# GIVEN DATA start

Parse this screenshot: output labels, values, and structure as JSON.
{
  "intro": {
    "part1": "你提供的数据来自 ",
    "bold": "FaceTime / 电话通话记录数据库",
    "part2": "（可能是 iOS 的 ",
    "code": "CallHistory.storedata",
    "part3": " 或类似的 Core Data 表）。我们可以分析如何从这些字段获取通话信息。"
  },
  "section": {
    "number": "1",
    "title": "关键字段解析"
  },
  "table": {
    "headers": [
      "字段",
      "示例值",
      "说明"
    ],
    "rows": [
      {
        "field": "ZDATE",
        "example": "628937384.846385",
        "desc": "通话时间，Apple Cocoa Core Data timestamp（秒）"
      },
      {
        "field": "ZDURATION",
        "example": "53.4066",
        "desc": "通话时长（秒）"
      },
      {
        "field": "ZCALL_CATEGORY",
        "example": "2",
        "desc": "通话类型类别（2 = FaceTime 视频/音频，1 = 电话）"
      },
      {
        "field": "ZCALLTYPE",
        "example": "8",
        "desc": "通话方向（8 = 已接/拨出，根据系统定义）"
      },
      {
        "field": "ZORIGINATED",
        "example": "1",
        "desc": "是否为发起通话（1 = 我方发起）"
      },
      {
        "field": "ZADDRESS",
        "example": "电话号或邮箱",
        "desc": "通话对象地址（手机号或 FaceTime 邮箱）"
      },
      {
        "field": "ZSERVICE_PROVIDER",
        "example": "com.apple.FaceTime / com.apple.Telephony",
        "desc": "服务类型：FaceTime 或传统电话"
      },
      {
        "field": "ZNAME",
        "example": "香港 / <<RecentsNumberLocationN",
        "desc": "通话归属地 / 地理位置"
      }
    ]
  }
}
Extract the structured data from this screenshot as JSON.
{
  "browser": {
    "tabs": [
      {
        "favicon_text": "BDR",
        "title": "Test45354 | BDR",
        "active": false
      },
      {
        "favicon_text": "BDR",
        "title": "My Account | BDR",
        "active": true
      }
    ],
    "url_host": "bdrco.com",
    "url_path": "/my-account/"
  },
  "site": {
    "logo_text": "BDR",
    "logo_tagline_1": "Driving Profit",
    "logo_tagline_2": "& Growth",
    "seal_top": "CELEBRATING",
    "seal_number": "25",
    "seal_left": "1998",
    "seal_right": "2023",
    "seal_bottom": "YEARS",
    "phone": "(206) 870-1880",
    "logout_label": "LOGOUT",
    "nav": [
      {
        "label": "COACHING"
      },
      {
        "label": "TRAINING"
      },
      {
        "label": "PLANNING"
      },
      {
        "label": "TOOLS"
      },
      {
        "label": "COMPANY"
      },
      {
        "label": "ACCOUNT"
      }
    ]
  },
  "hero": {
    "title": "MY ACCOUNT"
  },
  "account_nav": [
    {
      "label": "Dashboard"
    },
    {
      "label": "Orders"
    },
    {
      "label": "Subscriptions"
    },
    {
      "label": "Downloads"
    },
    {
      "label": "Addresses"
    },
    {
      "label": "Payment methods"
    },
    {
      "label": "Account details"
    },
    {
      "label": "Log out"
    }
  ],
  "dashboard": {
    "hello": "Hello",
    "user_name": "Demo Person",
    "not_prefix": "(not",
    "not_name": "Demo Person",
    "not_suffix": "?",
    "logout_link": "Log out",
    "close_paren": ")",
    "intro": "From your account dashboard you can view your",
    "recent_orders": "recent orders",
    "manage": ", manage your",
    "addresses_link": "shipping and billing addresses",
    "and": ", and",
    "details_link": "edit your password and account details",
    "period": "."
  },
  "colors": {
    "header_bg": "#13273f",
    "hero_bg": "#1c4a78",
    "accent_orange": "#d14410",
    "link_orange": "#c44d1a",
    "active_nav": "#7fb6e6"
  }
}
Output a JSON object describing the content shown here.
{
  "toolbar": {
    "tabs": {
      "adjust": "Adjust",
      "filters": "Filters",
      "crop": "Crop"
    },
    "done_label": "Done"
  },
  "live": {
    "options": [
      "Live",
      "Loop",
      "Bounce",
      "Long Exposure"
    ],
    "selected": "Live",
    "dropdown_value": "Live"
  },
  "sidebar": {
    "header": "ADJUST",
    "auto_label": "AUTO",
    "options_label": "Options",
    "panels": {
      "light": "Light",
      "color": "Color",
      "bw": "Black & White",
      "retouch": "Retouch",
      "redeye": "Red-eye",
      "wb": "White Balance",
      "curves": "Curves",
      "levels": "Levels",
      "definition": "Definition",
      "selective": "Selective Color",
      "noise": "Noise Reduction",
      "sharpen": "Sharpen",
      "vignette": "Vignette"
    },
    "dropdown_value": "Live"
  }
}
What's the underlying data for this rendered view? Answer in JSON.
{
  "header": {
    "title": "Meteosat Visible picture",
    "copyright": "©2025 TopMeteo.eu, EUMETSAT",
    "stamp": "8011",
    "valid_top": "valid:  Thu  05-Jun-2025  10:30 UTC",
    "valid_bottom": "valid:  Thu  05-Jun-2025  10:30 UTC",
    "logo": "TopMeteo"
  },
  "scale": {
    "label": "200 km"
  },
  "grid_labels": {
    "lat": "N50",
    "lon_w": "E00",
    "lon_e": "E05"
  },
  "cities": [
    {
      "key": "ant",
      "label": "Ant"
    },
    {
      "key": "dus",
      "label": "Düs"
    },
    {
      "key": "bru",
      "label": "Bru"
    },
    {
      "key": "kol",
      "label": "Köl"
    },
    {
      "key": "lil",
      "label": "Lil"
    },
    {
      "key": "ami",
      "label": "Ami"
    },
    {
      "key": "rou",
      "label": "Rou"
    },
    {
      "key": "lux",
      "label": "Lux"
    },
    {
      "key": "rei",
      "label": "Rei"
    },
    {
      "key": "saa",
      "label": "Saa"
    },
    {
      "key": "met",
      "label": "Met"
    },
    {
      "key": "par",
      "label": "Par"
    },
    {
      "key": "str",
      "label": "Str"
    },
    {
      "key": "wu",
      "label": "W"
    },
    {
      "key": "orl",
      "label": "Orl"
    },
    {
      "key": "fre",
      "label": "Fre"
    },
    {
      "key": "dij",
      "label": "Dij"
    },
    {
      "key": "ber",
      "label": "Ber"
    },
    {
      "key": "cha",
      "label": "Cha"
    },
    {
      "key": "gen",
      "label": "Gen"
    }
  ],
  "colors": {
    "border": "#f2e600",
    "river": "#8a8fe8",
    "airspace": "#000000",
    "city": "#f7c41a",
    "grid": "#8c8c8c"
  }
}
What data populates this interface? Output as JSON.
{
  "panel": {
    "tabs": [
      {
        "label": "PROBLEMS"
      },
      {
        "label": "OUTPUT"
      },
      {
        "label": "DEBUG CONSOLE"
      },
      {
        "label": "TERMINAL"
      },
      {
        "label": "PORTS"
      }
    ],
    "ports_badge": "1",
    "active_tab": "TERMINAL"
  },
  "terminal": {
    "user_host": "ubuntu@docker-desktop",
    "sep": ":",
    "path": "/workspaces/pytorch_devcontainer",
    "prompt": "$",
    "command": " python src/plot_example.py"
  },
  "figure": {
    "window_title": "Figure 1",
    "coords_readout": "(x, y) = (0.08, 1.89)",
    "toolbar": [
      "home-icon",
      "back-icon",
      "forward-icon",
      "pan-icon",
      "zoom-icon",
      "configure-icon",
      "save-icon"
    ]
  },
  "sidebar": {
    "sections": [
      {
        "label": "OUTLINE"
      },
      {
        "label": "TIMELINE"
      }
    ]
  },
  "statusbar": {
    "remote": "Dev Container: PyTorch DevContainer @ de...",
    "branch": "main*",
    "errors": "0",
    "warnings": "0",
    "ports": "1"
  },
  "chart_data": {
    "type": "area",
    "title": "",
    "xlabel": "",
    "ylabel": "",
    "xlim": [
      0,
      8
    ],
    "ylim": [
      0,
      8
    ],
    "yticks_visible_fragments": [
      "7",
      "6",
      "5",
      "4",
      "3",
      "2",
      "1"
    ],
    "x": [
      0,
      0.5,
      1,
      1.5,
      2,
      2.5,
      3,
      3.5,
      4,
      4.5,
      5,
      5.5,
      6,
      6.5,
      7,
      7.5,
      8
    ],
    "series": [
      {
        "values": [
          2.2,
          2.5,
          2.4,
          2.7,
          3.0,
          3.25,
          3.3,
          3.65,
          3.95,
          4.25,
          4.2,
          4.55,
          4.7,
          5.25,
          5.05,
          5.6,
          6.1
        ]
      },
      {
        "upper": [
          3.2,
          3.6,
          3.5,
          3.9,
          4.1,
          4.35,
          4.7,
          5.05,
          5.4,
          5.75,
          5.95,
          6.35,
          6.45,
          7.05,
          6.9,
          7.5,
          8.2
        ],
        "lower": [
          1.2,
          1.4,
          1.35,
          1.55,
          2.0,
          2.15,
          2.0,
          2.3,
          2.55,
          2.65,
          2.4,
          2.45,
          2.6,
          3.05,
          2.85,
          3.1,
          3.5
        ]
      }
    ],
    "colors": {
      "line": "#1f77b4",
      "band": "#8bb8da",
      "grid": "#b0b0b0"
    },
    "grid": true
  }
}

# GIVEN DATA end

Identify the lines above that contain the word "values", then copy them.

→ **EXERCISE ANSWER**:
Parse this screenshot: output labels, values, and structure as JSON.
        "values": [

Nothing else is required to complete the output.